* WORK INSTRUCTIONS *
Omit the pictures and retype only the lines from the one containing "Convert this document image to plain text." through the end of the listing, both ends included.

## Start

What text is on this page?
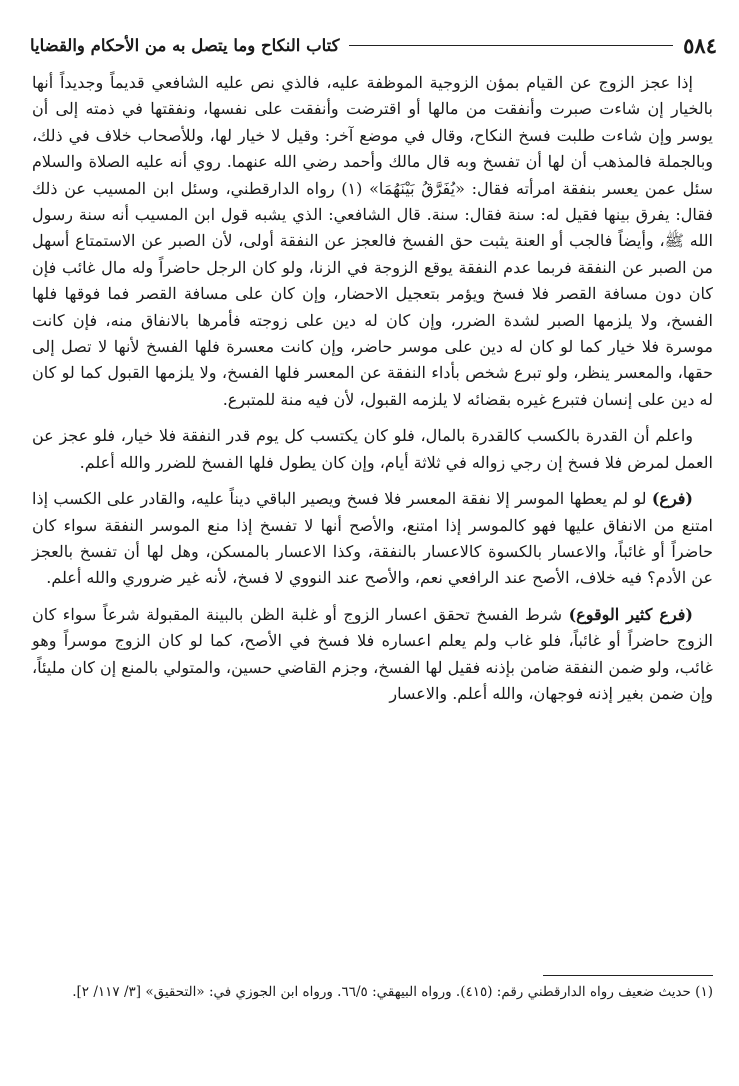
٥٨٤
كتاب النكاح وما يتصل به من الأحكام والقضايا

إذا عجز الزوج عن القيام بمؤن الزوجية الموظفة عليه، فالذي نص عليه الشافعي قديماً وجديداً أنها بالخيار إن شاءت صبرت وأنفقت من مالها أو اقترضت وأنفقت على نفسها، ونفقتها في ذمته إلى أن يوسر وإن شاءت طلبت فسخ النكاح، وقال في موضع آخر: وقيل لا خيار لها، وللأصحاب خلاف في ذلك، وبالجملة فالمذهب أن لها أن تفسخ وبه قال مالك وأحمد رضي الله عنهما. روي أنه عليه الصلاة والسلام سئل عمن يعسر بنفقة امرأته فقال: «يُفَرَّقُ بَيْنَهُمَا» (١) رواه الدارقطني، وسئل ابن المسيب عن ذلك فقال: يفرق بينها فقيل له: سنة فقال: سنة. قال الشافعي: الذي يشبه قول ابن المسيب أنه سنة رسول الله ﷺ، وأيضاً فالجب أو العنة يثبت حق الفسخ فالعجز عن النفقة أولى، لأن الصبر عن الاستمتاع أسهل من الصبر عن النفقة فربما عدم النفقة يوقع الزوجة في الزنا، ولو كان الرجل حاضراً وله مال غائب فإن كان دون مسافة القصر فلا فسخ ويؤمر بتعجيل الاحضار، وإن كان على مسافة القصر فما فوقها فلها الفسخ، ولا يلزمها الصبر لشدة الضرر، وإن كان له دين على زوجته فأمرها بالانفاق منه، فإن كانت موسرة فلا خيار كما لو كان له دين على موسر حاضر، وإن كانت معسرة فلها الفسخ لأنها لا تصل إلى حقها، والمعسر ينظر، ولو تبرع شخص بأداء النفقة عن المعسر فلها الفسخ، ولا يلزمها القبول كما لو كان له دين على إنسان فتبرع غيره بقضائه لا يلزمه القبول، لأن فيه منة للمتبرع.

واعلم أن القدرة بالكسب كالقدرة بالمال، فلو كان يكتسب كل يوم قدر النفقة فلا خيار، فلو عجز عن العمل لمرض فلا فسخ إن رجي زواله في ثلاثة أيام، وإن كان يطول فلها الفسخ للضرر والله أعلم.

(فرع) لو لم يعطها الموسر إلا نفقة المعسر فلا فسخ ويصير الباقي ديناً عليه، والقادر على الكسب إذا امتنع من الانفاق عليها فهو كالموسر إذا امتنع، والأصح أنها لا تفسخ إذا منع الموسر النفقة سواء كان حاضراً أو غائباً، والاعسار بالكسوة كالاعسار بالنفقة، وكذا الاعسار بالمسكن، وهل لها أن تفسخ بالعجز عن الأدم؟ فيه خلاف، الأصح عند الرافعي نعم، والأصح عند النووي لا فسخ، لأنه غير ضروري والله أعلم.

(فرع كثير الوقوع) شرط الفسخ تحقق اعسار الزوج أو غلبة الظن بالبينة المقبولة شرعاً سواء كان الزوج حاضراً أو غائباً، فلو غاب ولم يعلم اعساره فلا فسخ في الأصح، كما لو كان الزوج موسراً وهو غائب، ولو ضمن النفقة ضامن بإذنه فقيل لها الفسخ، وجزم القاضي حسين، والمتولي بالمنع إن كان مليئاً، وإن ضمن بغير إذنه فوجهان، والله أعلم. والاعسار

(١) حديث ضعيف رواه الدارقطني رقم: (٤١٥). ورواه البيهقي: ٦٦/٥. ورواه ابن الجوزي في: «التحقيق» [٣/ ١١٧/ ٢].
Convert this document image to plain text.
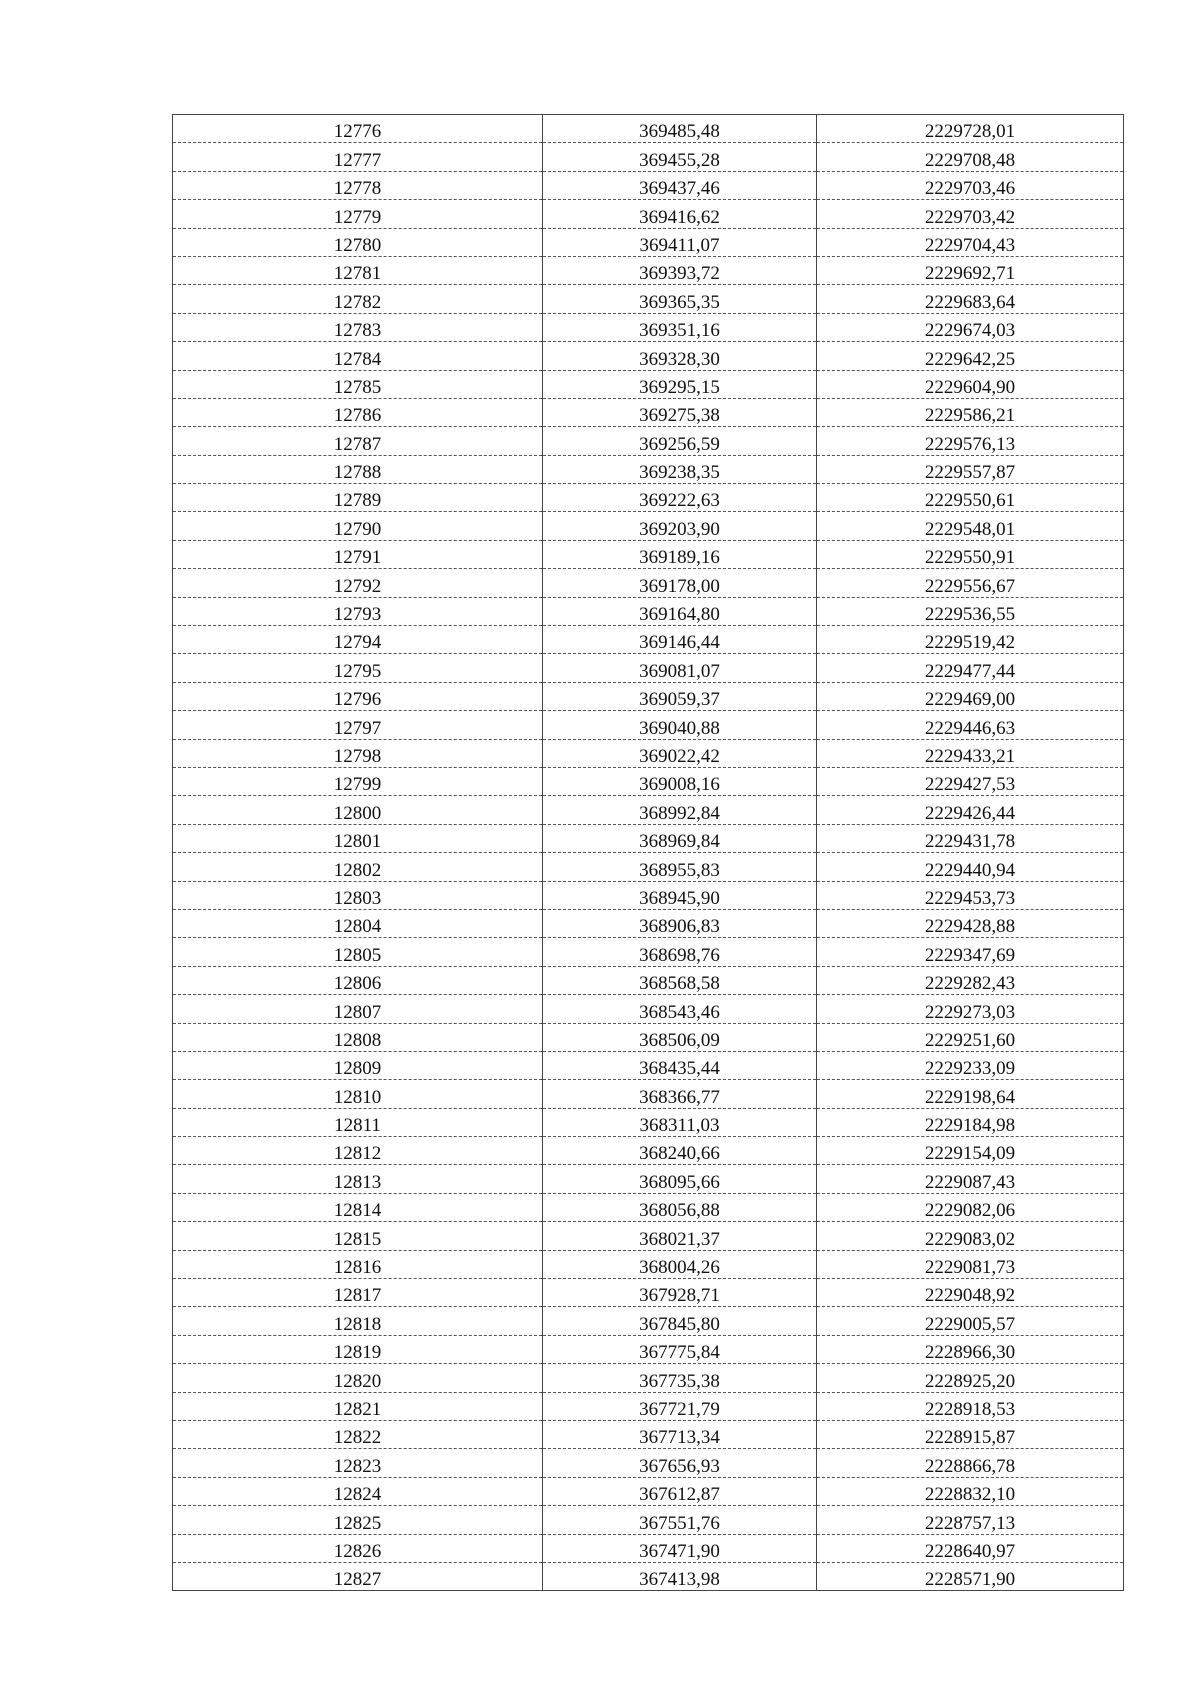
12776	369485,48	2229728,01
12777	369455,28	2229708,48
12778	369437,46	2229703,46
12779	369416,62	2229703,42
12780	369411,07	2229704,43
12781	369393,72	2229692,71
12782	369365,35	2229683,64
12783	369351,16	2229674,03
12784	369328,30	2229642,25
12785	369295,15	2229604,90
12786	369275,38	2229586,21
12787	369256,59	2229576,13
12788	369238,35	2229557,87
12789	369222,63	2229550,61
12790	369203,90	2229548,01
12791	369189,16	2229550,91
12792	369178,00	2229556,67
12793	369164,80	2229536,55
12794	369146,44	2229519,42
12795	369081,07	2229477,44
12796	369059,37	2229469,00
12797	369040,88	2229446,63
12798	369022,42	2229433,21
12799	369008,16	2229427,53
12800	368992,84	2229426,44
12801	368969,84	2229431,78
12802	368955,83	2229440,94
12803	368945,90	2229453,73
12804	368906,83	2229428,88
12805	368698,76	2229347,69
12806	368568,58	2229282,43
12807	368543,46	2229273,03
12808	368506,09	2229251,60
12809	368435,44	2229233,09
12810	368366,77	2229198,64
12811	368311,03	2229184,98
12812	368240,66	2229154,09
12813	368095,66	2229087,43
12814	368056,88	2229082,06
12815	368021,37	2229083,02
12816	368004,26	2229081,73
12817	367928,71	2229048,92
12818	367845,80	2229005,57
12819	367775,84	2228966,30
12820	367735,38	2228925,20
12821	367721,79	2228918,53
12822	367713,34	2228915,87
12823	367656,93	2228866,78
12824	367612,87	2228832,10
12825	367551,76	2228757,13
12826	367471,90	2228640,97
12827	367413,98	2228571,90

## End

* FINAL ANSWER *
Convert this document image to plain text.
12776	369485,48	2229728,01
12777	369455,28	2229708,48
12778	369437,46	2229703,46
12779	369416,62	2229703,42
12780	369411,07	2229704,43
12781	369393,72	2229692,71
12782	369365,35	2229683,64
12783	369351,16	2229674,03
12784	369328,30	2229642,25
12785	369295,15	2229604,90
12786	369275,38	2229586,21
12787	369256,59	2229576,13
12788	369238,35	2229557,87
12789	369222,63	2229550,61
12790	369203,90	2229548,01
12791	369189,16	2229550,91
12792	369178,00	2229556,67
12793	369164,80	2229536,55
12794	369146,44	2229519,42
12795	369081,07	2229477,44
12796	369059,37	2229469,00
12797	369040,88	2229446,63
12798	369022,42	2229433,21
12799	369008,16	2229427,53
12800	368992,84	2229426,44
12801	368969,84	2229431,78
12802	368955,83	2229440,94
12803	368945,90	2229453,73
12804	368906,83	2229428,88
12805	368698,76	2229347,69
12806	368568,58	2229282,43
12807	368543,46	2229273,03
12808	368506,09	2229251,60
12809	368435,44	2229233,09
12810	368366,77	2229198,64
12811	368311,03	2229184,98
12812	368240,66	2229154,09
12813	368095,66	2229087,43
12814	368056,88	2229082,06
12815	368021,37	2229083,02
12816	368004,26	2229081,73
12817	367928,71	2229048,92
12818	367845,80	2229005,57
12819	367775,84	2228966,30
12820	367735,38	2228925,20
12821	367721,79	2228918,53
12822	367713,34	2228915,87
12823	367656,93	2228866,78
12824	367612,87	2228832,10
12825	367551,76	2228757,13
12826	367471,90	2228640,97
12827	367413,98	2228571,90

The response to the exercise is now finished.